Records from a collection of figures:

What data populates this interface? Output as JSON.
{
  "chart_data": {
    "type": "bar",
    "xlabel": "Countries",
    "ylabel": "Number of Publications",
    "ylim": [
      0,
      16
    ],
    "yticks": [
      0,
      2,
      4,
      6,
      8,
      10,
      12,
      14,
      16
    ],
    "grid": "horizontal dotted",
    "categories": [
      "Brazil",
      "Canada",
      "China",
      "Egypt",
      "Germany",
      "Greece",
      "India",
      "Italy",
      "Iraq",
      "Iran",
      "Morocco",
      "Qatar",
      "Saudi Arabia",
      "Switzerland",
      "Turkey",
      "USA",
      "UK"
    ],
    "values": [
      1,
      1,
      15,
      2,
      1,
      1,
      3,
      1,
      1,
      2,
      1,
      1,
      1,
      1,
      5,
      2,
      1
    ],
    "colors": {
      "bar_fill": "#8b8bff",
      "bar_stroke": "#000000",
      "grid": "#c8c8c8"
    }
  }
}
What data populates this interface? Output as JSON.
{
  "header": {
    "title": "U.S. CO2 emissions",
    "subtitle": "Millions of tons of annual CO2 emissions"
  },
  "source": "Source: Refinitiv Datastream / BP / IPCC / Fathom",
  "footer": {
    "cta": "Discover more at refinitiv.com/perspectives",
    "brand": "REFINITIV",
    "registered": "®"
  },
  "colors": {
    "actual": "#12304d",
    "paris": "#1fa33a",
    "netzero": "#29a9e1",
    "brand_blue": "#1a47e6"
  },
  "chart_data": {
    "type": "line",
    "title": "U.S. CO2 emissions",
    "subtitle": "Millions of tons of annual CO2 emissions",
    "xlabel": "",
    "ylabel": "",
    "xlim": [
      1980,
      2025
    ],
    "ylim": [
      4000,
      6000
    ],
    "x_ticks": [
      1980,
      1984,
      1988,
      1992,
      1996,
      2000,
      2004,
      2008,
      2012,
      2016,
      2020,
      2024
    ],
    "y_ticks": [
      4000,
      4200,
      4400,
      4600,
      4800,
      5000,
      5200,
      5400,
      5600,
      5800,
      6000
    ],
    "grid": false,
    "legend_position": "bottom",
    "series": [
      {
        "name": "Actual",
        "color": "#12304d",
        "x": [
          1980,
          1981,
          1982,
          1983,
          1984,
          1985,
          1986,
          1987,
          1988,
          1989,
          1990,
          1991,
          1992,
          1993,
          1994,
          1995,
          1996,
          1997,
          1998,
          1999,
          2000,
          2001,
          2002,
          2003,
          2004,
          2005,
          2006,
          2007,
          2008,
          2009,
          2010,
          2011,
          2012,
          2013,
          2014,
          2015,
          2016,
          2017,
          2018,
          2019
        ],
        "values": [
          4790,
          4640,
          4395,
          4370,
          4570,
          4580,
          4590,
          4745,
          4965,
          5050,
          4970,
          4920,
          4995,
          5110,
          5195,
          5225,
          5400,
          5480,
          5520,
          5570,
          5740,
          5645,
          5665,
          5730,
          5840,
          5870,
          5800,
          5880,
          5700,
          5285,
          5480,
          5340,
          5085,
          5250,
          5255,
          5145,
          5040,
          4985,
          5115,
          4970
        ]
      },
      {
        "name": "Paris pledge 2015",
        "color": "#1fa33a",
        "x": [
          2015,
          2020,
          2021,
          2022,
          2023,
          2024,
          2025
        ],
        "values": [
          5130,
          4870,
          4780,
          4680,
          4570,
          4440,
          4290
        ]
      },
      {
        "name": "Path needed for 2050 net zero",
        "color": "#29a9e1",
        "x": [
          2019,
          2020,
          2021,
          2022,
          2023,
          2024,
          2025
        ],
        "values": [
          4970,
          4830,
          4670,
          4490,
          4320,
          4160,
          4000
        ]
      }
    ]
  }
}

# What the task asks
Find and copy every line in the entries above where the string "subtitle" occurs.

# Reply
    "subtitle": "Millions of tons of annual CO2 emissions"
    "subtitle": "Millions of tons of annual CO2 emissions",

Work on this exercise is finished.